Exercise directions
Say how many lines contain the word "Confirm". Only the number should be given.

Task material
————

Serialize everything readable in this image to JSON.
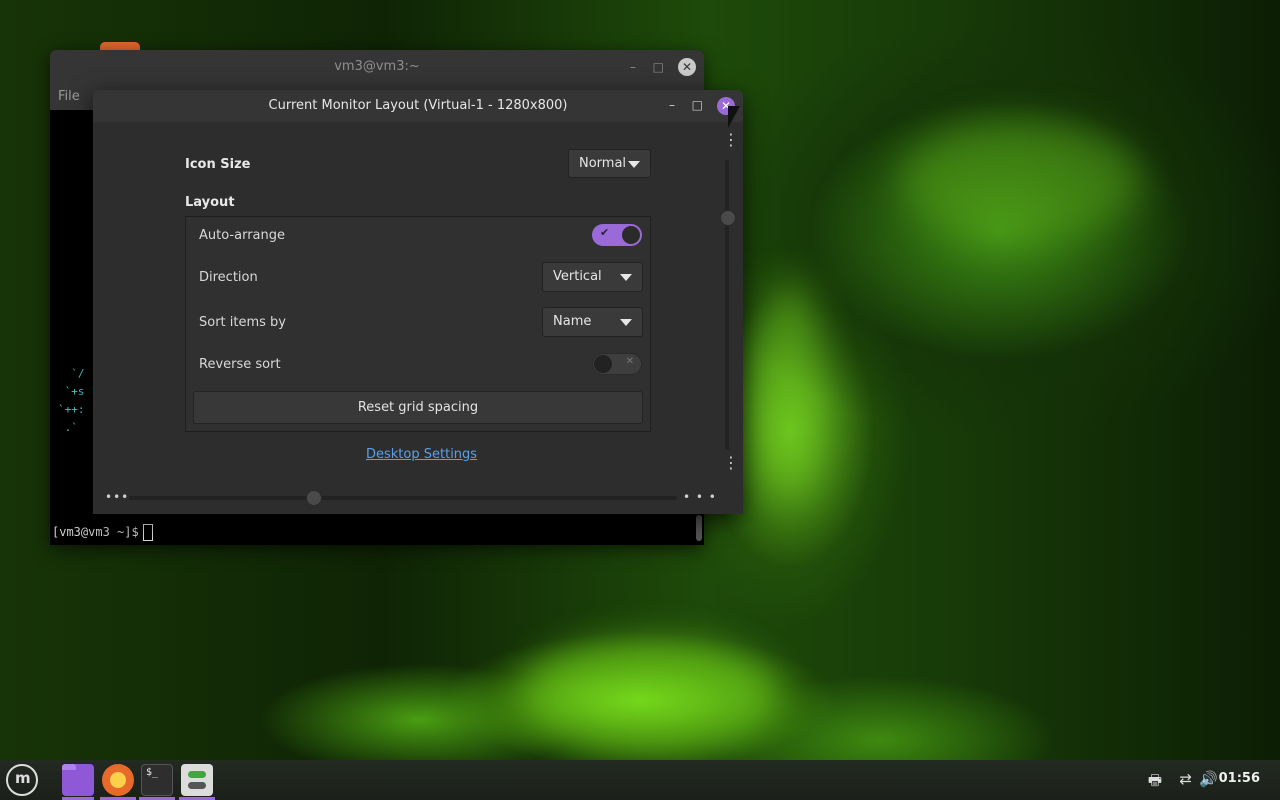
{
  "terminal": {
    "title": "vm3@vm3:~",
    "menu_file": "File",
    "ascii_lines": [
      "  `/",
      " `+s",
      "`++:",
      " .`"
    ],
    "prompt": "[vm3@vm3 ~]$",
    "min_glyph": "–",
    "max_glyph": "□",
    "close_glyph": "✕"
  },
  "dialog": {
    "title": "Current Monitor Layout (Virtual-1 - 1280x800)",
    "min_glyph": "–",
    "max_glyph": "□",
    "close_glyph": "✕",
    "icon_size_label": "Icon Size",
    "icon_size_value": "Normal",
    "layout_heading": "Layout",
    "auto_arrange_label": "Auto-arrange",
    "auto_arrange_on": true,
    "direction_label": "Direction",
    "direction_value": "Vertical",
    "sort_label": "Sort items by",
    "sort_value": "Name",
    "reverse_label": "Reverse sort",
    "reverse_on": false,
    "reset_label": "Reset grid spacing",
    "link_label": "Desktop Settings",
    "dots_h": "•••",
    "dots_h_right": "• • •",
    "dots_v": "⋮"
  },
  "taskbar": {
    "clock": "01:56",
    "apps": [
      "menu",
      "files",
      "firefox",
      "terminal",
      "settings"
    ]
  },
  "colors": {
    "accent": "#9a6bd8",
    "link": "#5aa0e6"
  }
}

————

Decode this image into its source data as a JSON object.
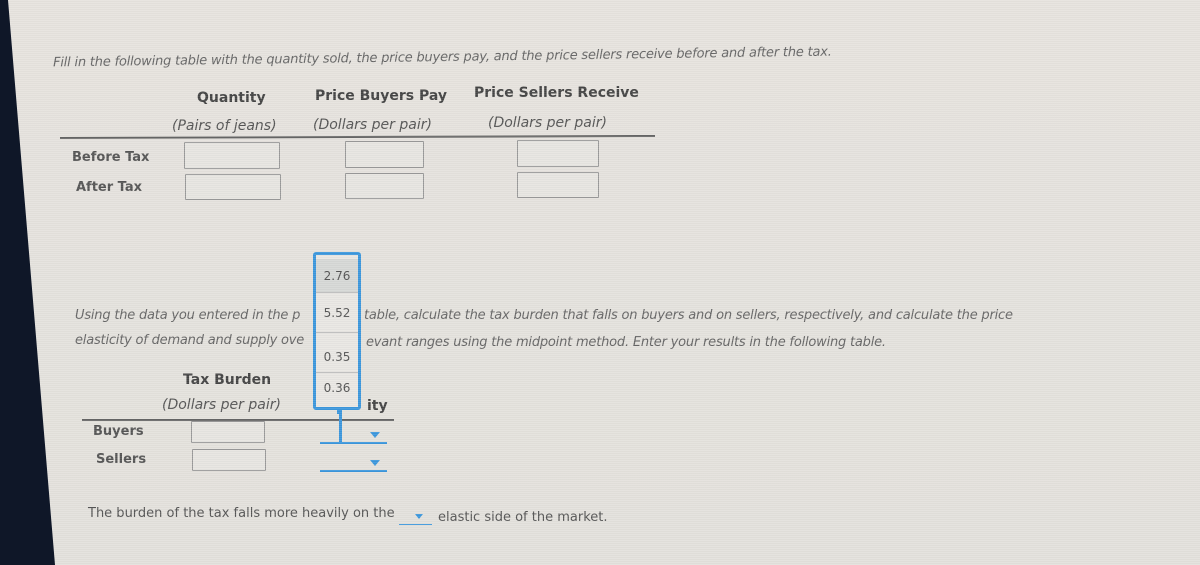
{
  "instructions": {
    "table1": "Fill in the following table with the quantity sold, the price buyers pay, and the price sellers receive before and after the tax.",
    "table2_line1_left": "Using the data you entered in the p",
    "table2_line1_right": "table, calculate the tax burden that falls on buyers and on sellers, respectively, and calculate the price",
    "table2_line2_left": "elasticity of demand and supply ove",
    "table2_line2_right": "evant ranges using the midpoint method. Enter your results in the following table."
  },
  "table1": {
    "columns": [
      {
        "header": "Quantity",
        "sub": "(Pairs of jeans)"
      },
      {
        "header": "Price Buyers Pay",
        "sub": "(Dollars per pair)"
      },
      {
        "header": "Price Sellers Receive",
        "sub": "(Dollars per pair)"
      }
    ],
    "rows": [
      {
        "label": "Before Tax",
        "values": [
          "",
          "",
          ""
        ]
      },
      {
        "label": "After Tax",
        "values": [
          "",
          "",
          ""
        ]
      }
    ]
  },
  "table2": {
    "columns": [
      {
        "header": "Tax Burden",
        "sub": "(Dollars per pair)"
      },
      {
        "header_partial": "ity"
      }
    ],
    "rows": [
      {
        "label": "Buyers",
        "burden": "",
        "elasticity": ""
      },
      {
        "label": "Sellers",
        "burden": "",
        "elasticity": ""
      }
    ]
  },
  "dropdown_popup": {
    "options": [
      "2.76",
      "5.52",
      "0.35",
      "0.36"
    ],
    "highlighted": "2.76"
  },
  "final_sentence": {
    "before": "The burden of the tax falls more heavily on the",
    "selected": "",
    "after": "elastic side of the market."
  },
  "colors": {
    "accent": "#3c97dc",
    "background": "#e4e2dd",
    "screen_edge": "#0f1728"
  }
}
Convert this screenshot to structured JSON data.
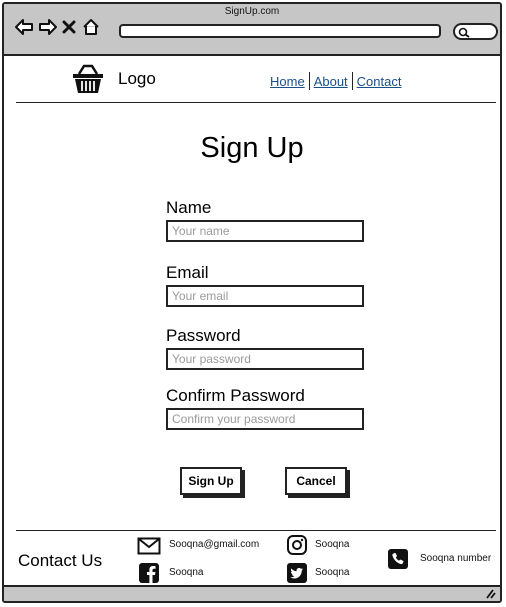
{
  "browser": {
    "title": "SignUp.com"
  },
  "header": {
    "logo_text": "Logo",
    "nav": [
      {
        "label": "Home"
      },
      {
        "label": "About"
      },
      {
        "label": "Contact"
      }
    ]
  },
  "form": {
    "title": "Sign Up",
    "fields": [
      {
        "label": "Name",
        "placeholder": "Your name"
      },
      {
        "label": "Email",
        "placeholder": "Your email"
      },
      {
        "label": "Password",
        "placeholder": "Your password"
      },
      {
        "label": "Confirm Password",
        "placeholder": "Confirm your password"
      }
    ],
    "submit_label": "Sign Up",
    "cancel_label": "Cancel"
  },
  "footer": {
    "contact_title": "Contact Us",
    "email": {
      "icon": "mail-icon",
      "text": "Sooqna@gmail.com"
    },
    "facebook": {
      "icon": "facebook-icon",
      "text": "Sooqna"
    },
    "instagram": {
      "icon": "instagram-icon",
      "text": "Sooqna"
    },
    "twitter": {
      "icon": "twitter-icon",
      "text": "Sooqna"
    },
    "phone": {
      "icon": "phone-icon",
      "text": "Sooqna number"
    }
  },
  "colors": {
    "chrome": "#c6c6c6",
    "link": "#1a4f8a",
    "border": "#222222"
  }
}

————

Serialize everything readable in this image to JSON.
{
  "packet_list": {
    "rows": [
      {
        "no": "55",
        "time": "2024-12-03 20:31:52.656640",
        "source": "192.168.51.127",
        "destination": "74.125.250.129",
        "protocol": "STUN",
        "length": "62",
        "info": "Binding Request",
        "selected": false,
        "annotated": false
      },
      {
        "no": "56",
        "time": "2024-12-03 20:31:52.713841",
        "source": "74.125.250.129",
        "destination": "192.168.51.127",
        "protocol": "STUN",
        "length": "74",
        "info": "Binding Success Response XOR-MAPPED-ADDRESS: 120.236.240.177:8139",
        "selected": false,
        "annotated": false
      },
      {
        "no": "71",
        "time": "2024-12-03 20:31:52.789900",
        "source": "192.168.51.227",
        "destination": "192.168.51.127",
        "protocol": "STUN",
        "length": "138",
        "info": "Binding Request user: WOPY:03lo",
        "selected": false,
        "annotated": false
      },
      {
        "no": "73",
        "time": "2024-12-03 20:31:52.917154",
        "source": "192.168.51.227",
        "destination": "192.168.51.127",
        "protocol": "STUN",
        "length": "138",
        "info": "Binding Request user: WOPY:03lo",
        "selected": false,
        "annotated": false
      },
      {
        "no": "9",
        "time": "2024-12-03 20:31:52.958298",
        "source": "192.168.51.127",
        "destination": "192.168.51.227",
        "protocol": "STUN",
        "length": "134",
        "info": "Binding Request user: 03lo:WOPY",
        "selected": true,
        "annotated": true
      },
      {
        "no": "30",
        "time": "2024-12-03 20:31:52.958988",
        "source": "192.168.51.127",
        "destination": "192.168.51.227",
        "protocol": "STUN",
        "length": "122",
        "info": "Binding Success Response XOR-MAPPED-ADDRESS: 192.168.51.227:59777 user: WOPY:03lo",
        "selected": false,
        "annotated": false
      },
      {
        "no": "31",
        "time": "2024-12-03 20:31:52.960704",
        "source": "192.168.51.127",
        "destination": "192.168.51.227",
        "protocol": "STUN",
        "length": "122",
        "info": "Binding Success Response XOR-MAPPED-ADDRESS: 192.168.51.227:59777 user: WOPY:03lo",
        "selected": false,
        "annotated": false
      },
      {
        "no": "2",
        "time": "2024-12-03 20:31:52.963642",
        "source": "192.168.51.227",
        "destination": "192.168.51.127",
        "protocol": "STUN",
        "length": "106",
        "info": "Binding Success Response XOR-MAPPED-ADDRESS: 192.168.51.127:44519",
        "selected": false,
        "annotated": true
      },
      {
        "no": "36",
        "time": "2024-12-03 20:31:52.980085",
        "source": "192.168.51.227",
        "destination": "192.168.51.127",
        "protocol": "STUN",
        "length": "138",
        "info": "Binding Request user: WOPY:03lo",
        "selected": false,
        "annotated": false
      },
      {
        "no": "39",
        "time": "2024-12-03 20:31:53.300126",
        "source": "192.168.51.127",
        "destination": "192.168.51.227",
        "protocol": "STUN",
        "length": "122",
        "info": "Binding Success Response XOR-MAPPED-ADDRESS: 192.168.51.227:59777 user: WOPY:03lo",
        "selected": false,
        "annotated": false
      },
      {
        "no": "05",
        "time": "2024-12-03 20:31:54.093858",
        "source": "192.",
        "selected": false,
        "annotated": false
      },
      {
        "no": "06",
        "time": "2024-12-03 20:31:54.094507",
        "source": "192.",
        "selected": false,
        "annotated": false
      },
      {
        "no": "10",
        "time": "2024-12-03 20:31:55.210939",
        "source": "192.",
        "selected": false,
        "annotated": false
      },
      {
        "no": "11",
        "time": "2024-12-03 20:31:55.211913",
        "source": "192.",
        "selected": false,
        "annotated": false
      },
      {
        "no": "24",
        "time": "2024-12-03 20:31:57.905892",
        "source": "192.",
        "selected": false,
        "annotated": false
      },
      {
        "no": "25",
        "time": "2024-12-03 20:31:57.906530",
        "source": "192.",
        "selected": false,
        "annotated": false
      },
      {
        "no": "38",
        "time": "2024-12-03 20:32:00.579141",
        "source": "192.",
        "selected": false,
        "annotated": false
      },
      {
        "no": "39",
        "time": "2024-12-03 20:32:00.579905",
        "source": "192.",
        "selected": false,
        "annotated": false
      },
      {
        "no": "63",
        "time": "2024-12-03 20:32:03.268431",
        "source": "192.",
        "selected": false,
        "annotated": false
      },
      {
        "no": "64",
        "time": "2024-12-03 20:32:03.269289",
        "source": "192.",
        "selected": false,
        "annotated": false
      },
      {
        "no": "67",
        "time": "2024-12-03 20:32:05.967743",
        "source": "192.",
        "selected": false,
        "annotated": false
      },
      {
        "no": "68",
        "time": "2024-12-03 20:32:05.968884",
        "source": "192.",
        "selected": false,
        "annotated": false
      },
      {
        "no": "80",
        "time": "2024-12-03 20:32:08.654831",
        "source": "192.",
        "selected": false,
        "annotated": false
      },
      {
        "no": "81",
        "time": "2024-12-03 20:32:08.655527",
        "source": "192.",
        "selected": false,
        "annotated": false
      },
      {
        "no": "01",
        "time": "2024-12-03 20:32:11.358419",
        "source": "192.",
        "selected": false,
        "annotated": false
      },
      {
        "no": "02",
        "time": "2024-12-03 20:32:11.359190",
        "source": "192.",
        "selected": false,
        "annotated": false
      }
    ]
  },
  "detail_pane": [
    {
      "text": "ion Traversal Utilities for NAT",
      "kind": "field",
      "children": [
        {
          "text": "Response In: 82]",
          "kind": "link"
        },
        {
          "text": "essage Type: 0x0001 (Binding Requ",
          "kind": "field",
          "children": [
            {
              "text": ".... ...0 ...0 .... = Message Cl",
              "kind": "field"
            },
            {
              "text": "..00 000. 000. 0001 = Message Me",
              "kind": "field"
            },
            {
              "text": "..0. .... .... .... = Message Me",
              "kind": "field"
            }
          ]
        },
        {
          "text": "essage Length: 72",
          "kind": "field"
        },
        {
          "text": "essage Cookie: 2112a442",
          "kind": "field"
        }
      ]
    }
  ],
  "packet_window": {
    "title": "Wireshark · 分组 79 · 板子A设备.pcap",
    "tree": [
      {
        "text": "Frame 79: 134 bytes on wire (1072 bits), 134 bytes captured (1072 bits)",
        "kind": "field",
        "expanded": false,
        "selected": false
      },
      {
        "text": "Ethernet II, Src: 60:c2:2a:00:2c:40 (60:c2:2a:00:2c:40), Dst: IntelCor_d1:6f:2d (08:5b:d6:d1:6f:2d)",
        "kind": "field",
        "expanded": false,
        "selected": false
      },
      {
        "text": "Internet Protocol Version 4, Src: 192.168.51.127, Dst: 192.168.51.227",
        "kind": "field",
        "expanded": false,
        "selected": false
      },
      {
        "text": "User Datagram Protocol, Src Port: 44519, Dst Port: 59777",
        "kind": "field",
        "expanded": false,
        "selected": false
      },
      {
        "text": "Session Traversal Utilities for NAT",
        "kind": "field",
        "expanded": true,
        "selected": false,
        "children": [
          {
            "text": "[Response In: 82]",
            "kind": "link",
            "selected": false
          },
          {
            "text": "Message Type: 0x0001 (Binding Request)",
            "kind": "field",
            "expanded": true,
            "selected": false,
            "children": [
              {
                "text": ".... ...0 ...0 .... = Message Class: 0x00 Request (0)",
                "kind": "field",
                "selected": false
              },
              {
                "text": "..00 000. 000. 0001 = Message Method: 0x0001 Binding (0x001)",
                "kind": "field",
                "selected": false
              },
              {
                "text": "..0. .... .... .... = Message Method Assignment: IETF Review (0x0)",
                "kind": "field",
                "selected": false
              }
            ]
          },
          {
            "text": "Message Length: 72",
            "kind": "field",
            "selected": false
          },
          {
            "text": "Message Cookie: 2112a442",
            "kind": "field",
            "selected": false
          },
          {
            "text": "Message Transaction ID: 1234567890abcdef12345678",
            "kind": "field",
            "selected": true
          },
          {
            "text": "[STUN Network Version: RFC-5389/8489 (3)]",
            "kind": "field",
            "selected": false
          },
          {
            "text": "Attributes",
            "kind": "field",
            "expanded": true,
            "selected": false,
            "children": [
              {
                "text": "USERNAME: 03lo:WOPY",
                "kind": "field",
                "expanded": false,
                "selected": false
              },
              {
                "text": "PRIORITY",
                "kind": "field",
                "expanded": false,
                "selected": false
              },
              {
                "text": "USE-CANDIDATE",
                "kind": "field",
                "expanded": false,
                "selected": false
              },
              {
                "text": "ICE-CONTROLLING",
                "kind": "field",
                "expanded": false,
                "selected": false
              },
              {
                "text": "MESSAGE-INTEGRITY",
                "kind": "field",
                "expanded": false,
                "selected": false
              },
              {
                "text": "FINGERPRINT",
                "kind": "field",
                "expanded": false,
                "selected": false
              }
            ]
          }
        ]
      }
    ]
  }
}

————

Exercise response
2